• **Your instructions**:
Exactly how many lines have the word "بنات"? Answer with the bare number.

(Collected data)
::::::::::

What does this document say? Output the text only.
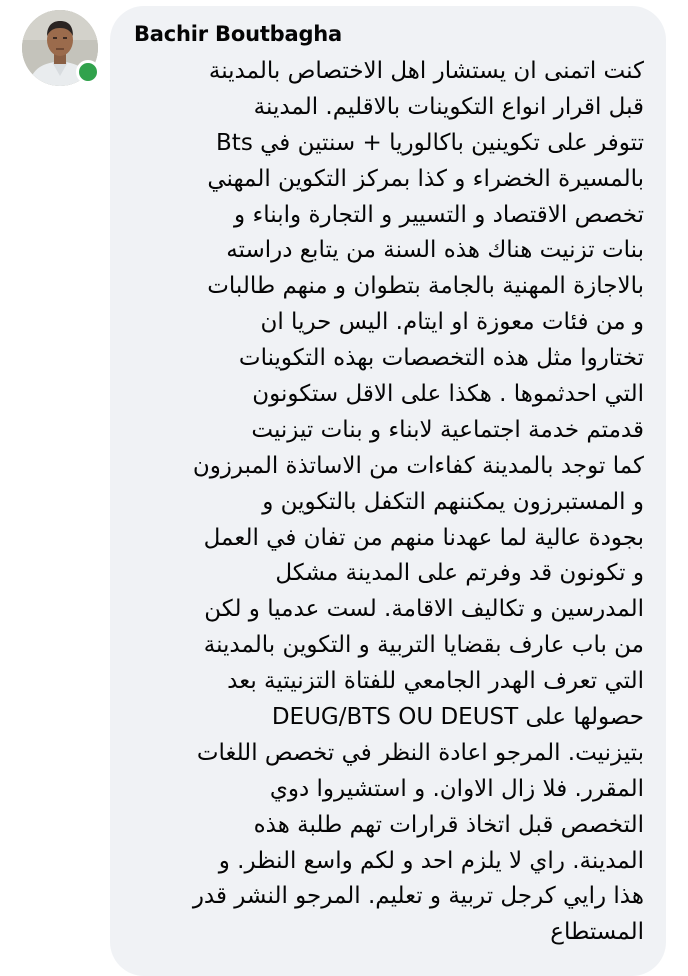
Bachir Boutbagha
كنت اتمنى ان يستشار اهل الاختصاص بالمدينة
قبل اقرار انواع التكوينات بالاقليم. المدينة
تتوفر على تكوينين باكالوريا + سنتين في Bts
بالمسيرة الخضراء و كذا بمركز التكوين المهني
تخصص الاقتصاد و التسيير و التجارة وابناء و
بنات تزنيت هناك هذه السنة من يتابع دراسته
بالاجازة المهنية بالجامة بتطوان و منهم طالبات
و من فئات معوزة او ايتام. اليس حريا ان
تختاروا مثل هذه التخصصات بهذه التكوينات
التي احدثموها . هكذا على الاقل ستكونون
قدمتم خدمة اجتماعية لابناء و بنات تيزنيت
كما توجد بالمدينة كفاءات من الاساتذة المبرزون
و المستبرزون يمكننهم التكفل بالتكوين و
بجودة عالية لما عهدنا منهم من تفان في العمل
و تكونون قد وفرتم على المدينة مشكل
المدرسين و تكاليف الاقامة. لست عدميا و لكن
من باب عارف بقضايا التربية و التكوين بالمدينة
التي تعرف الهدر الجامعي للفتاة التزنيتية بعد
حصولها على DEUG/BTS OU DEUST
بتيزنيت. المرجو اعادة النظر في تخصص اللغات
المقرر. فلا زال الاوان. و استشيروا دوي
التخصص قبل اتخاذ قرارات تهم طلبة هذه
المدينة. راي لا يلزم احد و لكم واسع النظر. و
هذا رايي كرجل تربية و تعليم. المرجو النشر قدر
المستطاع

::::::::::

• **Response below**:
2